Written problem →
Copy the records from the line with "panel-divider (519, 0, 520, 363)" to the line with "Decompose this screenshot", keeping both of those lines and changing nothing.

Data records →
· · · · ·
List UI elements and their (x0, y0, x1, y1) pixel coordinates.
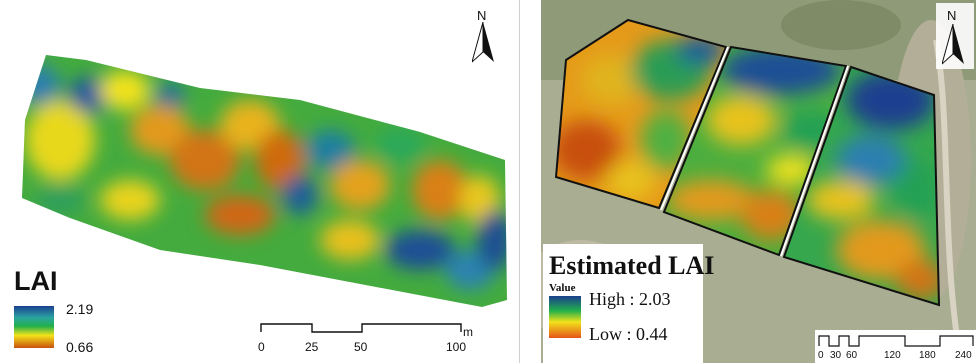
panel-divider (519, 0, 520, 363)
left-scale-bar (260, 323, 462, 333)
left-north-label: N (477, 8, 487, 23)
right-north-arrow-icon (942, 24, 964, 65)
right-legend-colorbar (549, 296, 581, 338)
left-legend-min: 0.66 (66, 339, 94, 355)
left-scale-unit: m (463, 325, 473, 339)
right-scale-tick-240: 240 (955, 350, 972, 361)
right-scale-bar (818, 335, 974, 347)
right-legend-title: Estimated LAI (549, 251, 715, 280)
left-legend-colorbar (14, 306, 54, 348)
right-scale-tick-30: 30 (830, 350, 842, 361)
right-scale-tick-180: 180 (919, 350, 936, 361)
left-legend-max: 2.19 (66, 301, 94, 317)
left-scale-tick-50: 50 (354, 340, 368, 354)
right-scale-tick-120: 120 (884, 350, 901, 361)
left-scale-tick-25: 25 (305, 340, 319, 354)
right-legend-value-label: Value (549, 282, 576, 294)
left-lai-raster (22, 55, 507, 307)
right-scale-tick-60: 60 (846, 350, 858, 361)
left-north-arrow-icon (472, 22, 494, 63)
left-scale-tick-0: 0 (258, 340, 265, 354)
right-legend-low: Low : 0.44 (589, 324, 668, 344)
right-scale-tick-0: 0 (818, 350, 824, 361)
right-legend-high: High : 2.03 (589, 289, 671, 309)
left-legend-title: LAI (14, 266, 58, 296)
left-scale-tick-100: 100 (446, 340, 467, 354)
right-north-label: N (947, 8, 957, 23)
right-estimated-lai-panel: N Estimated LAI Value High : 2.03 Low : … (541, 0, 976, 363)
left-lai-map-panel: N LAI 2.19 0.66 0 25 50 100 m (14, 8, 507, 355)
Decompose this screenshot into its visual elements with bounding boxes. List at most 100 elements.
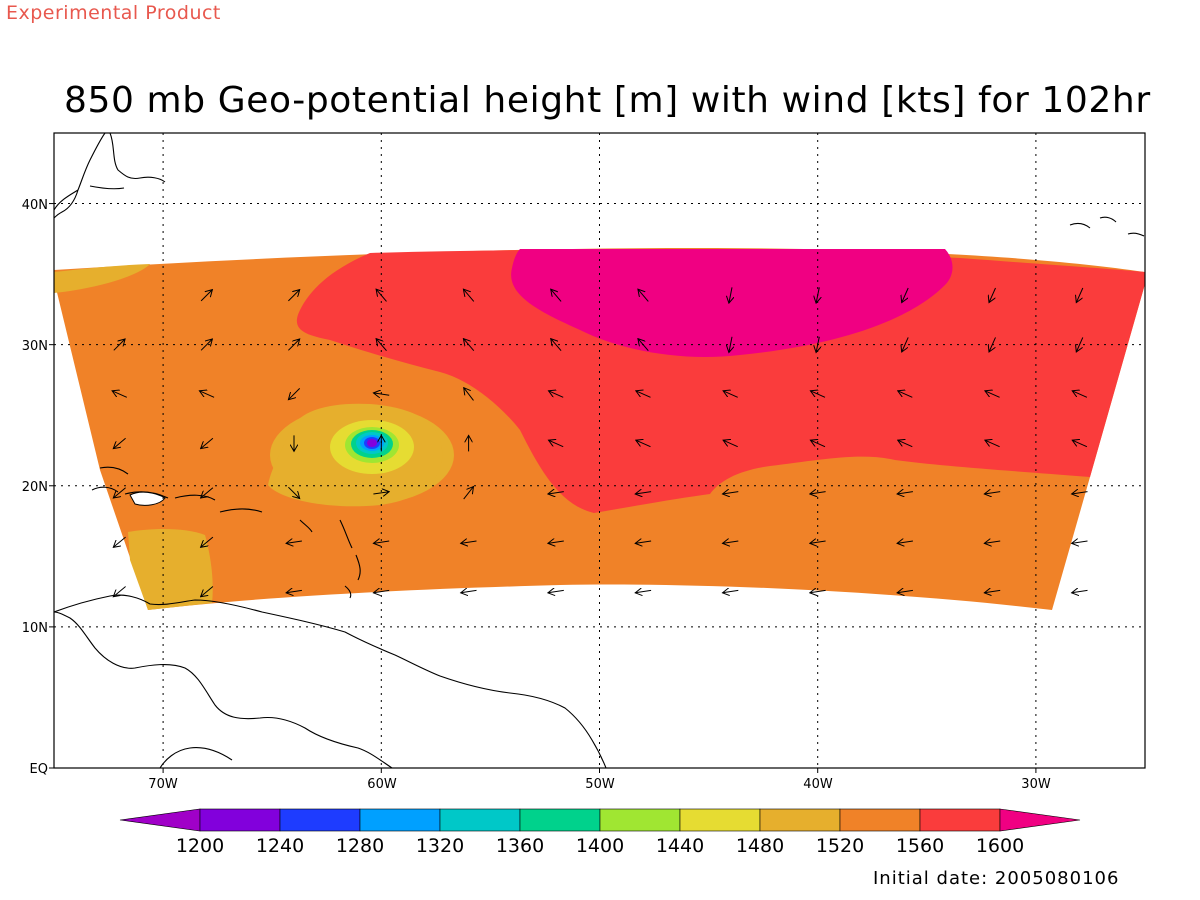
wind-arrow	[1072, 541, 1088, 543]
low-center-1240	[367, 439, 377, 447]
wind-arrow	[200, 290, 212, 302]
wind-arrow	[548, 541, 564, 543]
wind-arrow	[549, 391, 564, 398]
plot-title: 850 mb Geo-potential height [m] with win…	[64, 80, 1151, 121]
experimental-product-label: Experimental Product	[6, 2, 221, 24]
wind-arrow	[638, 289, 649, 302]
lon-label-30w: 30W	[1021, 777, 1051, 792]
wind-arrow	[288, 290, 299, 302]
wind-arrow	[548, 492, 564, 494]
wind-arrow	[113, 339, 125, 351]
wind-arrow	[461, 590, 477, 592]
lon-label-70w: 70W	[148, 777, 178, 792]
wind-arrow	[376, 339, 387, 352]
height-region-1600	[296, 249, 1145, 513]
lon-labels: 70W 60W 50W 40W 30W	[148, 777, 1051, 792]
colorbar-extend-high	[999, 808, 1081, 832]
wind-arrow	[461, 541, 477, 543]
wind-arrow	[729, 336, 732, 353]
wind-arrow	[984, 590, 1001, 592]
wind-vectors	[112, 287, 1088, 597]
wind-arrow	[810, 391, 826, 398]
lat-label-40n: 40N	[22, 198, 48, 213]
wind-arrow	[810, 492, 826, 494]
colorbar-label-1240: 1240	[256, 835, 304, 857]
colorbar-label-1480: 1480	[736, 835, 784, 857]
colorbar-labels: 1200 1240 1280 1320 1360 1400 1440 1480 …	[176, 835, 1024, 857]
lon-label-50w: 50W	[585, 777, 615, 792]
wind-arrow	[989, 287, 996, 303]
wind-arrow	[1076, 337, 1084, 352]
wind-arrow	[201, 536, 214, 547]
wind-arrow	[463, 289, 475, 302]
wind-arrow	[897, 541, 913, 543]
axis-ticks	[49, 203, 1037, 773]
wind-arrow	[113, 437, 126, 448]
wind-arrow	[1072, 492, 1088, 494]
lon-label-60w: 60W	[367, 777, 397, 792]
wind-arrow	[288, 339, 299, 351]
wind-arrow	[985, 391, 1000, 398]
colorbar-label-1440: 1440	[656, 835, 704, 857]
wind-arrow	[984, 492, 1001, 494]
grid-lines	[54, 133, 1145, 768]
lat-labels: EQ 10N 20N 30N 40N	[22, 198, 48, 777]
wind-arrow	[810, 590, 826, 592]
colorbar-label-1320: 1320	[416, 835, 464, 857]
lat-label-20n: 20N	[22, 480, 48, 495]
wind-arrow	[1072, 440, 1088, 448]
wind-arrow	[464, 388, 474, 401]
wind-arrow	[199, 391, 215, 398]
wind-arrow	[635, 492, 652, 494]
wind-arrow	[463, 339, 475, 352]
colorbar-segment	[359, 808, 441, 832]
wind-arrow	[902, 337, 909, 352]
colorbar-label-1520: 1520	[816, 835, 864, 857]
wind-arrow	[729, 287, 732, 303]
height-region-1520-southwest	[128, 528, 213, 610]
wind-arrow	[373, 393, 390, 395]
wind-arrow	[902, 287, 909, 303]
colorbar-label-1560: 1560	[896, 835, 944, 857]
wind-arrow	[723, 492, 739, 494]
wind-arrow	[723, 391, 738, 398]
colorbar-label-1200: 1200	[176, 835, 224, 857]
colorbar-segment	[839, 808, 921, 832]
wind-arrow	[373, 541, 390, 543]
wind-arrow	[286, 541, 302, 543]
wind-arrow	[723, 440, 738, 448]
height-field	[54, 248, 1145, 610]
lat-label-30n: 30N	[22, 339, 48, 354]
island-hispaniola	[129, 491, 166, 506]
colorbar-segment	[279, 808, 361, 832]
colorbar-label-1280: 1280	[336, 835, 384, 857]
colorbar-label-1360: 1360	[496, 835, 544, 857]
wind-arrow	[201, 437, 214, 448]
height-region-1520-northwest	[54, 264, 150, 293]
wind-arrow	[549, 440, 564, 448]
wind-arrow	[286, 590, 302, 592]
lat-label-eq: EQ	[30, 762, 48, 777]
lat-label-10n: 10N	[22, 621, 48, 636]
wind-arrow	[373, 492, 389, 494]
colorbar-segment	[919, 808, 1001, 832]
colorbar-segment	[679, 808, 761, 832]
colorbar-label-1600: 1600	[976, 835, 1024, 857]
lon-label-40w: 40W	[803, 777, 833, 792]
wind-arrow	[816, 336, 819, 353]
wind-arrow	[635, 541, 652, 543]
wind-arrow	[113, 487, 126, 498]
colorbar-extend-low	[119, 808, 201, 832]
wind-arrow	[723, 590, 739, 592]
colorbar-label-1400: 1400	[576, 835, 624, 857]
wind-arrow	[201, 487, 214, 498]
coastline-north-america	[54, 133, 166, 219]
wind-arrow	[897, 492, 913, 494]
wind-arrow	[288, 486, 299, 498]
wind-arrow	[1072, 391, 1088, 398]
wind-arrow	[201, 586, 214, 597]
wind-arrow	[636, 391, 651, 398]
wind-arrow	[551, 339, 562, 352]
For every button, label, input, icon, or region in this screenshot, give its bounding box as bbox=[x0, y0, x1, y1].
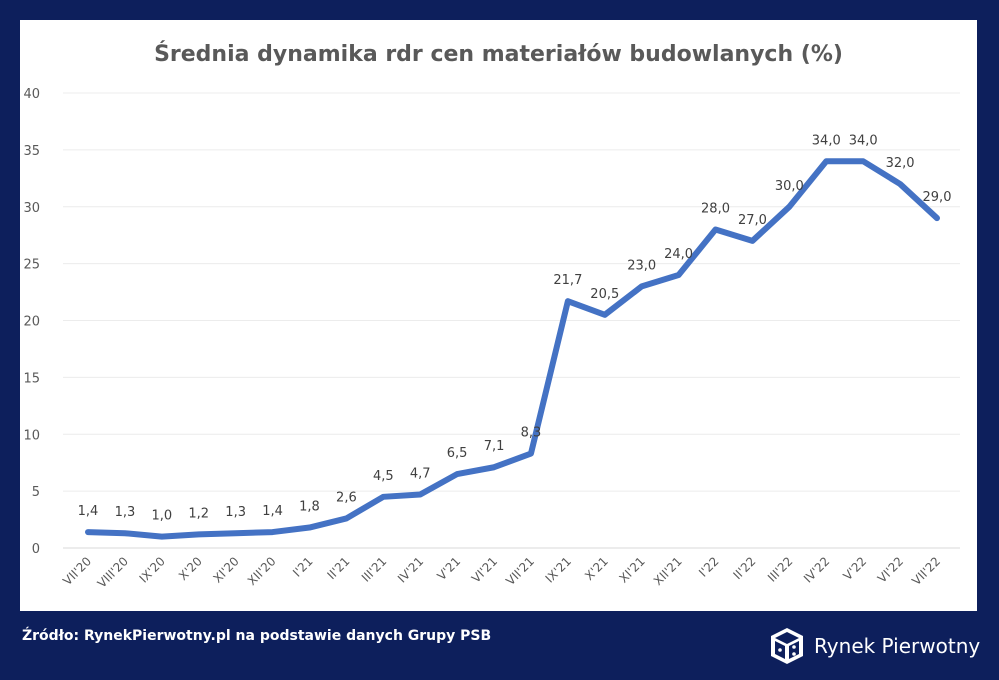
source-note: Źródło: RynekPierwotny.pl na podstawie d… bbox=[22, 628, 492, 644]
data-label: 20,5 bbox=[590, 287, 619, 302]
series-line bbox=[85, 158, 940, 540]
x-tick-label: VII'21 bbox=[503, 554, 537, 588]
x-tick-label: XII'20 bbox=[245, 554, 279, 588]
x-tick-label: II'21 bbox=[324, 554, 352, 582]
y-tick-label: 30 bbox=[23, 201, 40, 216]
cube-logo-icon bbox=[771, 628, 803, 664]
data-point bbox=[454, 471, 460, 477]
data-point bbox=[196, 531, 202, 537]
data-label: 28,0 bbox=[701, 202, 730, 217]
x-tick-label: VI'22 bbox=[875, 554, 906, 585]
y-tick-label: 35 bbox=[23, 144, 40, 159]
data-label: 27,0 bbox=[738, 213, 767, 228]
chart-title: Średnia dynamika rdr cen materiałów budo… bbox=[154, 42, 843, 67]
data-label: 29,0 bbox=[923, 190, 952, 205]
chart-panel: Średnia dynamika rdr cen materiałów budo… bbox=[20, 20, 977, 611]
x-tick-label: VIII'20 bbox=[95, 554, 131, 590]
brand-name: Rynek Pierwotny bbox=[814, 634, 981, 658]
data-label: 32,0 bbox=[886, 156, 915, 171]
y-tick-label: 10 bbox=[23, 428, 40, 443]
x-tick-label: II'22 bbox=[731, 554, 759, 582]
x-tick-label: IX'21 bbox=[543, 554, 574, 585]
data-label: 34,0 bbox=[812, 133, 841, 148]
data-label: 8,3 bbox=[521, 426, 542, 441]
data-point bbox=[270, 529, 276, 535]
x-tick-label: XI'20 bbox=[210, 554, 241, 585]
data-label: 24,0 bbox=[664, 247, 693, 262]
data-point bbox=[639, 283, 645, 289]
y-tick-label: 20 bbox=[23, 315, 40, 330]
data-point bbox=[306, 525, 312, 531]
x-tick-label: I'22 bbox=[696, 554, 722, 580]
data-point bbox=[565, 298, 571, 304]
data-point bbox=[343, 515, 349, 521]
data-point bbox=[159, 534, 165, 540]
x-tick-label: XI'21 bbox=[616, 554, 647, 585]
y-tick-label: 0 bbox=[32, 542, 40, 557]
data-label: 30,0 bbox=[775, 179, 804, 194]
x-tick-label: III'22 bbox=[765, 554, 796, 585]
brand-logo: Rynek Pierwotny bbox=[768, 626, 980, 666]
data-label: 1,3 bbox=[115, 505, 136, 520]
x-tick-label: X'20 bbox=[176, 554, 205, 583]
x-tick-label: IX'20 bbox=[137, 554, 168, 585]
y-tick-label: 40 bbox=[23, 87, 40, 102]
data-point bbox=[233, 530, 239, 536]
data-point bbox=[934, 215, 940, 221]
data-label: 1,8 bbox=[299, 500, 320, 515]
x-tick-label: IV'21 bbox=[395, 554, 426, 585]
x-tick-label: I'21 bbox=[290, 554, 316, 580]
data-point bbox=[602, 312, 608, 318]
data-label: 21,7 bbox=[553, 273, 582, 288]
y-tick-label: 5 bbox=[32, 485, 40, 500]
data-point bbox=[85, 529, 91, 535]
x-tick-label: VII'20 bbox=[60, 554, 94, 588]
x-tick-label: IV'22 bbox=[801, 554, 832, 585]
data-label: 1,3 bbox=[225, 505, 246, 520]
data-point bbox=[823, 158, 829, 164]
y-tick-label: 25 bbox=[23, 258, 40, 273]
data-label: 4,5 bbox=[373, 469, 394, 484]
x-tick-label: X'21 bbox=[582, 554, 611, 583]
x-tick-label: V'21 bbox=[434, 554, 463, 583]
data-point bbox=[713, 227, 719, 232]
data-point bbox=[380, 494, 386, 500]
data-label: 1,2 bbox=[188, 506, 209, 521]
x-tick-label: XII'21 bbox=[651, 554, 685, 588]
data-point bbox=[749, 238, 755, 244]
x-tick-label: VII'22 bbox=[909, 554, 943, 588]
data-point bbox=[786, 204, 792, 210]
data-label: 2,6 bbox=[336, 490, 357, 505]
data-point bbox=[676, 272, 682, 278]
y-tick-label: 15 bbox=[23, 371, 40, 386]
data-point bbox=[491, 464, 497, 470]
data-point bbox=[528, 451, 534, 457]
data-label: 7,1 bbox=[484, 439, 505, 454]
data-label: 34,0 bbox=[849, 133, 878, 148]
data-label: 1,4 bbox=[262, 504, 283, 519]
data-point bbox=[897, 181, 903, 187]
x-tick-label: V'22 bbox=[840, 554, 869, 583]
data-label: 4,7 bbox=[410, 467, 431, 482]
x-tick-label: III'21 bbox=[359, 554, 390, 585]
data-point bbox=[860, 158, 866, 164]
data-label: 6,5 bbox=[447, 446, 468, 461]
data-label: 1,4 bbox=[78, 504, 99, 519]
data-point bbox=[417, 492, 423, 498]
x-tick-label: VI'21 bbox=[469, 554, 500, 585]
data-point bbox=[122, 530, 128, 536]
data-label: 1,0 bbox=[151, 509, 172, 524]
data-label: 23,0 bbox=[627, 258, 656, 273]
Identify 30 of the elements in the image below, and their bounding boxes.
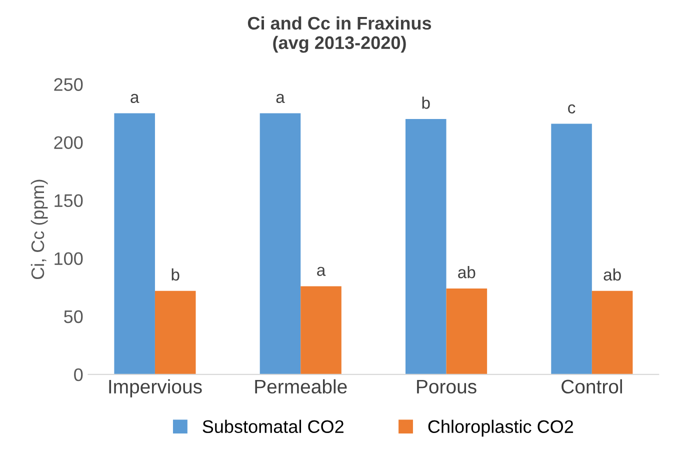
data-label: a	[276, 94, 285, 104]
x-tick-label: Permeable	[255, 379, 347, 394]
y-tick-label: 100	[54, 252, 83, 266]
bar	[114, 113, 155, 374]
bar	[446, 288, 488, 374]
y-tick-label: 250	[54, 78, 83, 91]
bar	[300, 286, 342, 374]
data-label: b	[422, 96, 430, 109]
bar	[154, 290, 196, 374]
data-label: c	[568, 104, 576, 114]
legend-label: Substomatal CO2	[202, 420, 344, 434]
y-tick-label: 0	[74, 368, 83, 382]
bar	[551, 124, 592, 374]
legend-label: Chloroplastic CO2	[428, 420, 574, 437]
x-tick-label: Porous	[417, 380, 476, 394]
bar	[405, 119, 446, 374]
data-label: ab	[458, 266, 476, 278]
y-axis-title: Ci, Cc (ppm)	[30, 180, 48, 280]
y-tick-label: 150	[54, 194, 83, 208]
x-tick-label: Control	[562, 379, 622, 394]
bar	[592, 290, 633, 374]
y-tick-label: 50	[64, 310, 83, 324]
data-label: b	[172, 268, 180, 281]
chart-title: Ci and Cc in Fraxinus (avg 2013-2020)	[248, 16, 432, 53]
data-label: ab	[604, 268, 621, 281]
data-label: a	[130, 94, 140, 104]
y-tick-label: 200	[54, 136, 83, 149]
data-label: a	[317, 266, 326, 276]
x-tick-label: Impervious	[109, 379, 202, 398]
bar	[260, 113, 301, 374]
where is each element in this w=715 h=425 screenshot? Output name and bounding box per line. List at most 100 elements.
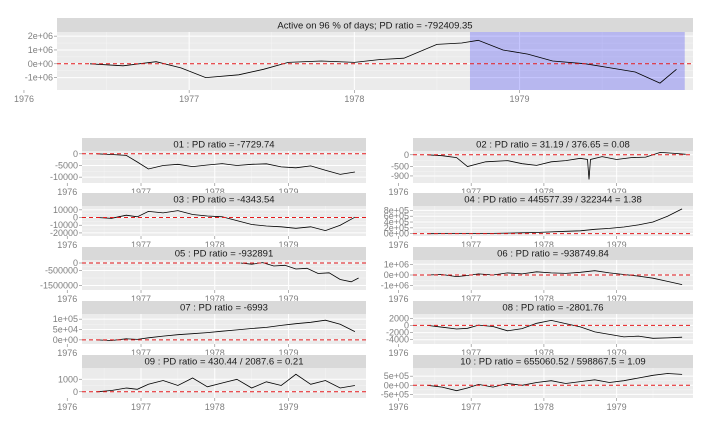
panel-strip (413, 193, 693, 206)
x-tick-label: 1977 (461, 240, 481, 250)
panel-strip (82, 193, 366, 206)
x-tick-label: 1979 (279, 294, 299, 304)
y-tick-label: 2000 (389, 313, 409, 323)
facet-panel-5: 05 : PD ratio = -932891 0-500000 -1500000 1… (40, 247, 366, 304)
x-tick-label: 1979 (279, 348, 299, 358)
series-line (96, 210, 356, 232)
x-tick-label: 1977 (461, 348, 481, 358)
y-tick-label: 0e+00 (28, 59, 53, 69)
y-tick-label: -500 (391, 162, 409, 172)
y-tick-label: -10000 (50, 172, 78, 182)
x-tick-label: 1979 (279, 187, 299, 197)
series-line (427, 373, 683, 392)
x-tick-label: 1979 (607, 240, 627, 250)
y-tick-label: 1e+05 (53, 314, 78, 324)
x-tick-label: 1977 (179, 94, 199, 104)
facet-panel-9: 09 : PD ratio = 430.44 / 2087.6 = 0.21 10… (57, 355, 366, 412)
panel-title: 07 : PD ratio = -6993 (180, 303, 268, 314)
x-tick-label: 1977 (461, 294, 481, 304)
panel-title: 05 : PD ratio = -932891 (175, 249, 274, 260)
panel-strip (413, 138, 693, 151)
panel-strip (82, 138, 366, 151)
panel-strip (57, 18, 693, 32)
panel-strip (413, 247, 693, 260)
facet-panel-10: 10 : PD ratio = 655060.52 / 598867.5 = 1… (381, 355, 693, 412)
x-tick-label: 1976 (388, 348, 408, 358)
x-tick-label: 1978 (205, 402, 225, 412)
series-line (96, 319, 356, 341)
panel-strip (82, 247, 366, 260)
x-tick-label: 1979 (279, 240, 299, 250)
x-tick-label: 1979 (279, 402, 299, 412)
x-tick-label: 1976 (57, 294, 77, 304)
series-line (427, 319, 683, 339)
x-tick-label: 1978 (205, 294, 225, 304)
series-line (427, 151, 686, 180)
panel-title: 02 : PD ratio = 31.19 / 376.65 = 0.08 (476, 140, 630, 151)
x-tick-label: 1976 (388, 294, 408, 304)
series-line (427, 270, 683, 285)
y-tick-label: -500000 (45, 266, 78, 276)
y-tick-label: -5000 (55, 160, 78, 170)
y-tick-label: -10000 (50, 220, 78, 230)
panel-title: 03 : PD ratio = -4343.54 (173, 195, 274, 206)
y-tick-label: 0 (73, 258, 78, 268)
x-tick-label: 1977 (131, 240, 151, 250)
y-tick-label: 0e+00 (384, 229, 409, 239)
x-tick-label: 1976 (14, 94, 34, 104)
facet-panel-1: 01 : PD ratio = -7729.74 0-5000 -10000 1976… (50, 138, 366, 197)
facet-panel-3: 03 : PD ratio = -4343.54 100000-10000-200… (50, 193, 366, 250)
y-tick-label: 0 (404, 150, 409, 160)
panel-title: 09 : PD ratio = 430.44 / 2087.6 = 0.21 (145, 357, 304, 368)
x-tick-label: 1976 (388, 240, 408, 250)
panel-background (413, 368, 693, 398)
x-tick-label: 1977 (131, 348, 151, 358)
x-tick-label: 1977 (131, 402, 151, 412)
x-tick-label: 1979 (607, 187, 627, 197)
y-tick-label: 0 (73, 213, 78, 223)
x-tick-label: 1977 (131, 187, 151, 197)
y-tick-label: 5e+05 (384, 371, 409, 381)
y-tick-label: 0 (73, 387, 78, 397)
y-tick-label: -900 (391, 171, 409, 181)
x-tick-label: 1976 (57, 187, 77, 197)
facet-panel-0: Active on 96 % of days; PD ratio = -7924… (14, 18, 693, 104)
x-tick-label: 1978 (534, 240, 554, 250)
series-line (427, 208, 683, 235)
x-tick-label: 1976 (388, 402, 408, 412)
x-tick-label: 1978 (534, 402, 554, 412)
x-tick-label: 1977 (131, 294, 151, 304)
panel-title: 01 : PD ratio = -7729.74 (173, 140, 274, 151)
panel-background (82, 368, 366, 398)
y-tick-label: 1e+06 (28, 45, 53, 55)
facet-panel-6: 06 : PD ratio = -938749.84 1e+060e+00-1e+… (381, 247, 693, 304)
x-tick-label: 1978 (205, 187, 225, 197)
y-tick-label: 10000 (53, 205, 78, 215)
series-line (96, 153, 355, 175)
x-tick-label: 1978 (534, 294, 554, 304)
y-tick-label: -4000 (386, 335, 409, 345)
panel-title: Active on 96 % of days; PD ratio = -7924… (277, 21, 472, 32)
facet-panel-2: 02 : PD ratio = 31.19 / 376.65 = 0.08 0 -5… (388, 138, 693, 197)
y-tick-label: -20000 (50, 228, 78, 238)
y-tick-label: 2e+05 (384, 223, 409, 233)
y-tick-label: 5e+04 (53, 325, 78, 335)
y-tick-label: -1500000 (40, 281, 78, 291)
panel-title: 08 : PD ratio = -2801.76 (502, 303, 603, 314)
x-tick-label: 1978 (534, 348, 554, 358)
· · · · ·
Worked solution →
panel-divider (519, 0, 520, 363)
left-scale-bar (260, 323, 462, 333)
left-north-label: N (477, 8, 487, 23)
right-north-arrow-icon (942, 24, 964, 65)
right-legend-colorbar (549, 296, 581, 338)
left-legend-min: 0.66 (66, 339, 94, 355)
left-scale-unit: m (463, 325, 473, 339)
right-scale-tick-240: 240 (955, 350, 972, 361)
right-scale-bar (818, 335, 974, 347)
right-legend-title: Estimated LAI (549, 251, 715, 280)
left-legend-colorbar (14, 306, 54, 348)
right-scale-tick-30: 30 (830, 350, 842, 361)
right-scale-tick-180: 180 (919, 350, 936, 361)
left-legend-max: 2.19 (66, 301, 94, 317)
left-scale-tick-50: 50 (354, 340, 368, 354)
right-scale-tick-120: 120 (884, 350, 901, 361)
left-scale-tick-25: 25 (305, 340, 319, 354)
right-legend-value-label: Value (549, 282, 576, 294)
left-lai-raster (22, 55, 507, 307)
right-scale-tick-60: 60 (846, 350, 858, 361)
left-north-arrow-icon (472, 22, 494, 63)
left-scale-tick-0: 0 (258, 340, 265, 354)
right-legend-low: Low : 0.44 (589, 324, 668, 344)
right-scale-tick-0: 0 (818, 350, 824, 361)
right-legend-high: High : 2.03 (589, 289, 671, 309)
left-legend-title: LAI (14, 266, 58, 296)
left-scale-tick-100: 100 (446, 340, 467, 354)
right-north-label: N (947, 8, 957, 23)
right-estimated-lai-panel: N Estimated LAI Value High : 2.03 Low : … (541, 0, 976, 363)
left-lai-map-panel: N LAI 2.19 0.66 0 25 50 100 m (14, 8, 507, 355)
Decompose this screenshot into its visual elements with bounding boxes. List at most 100 elements.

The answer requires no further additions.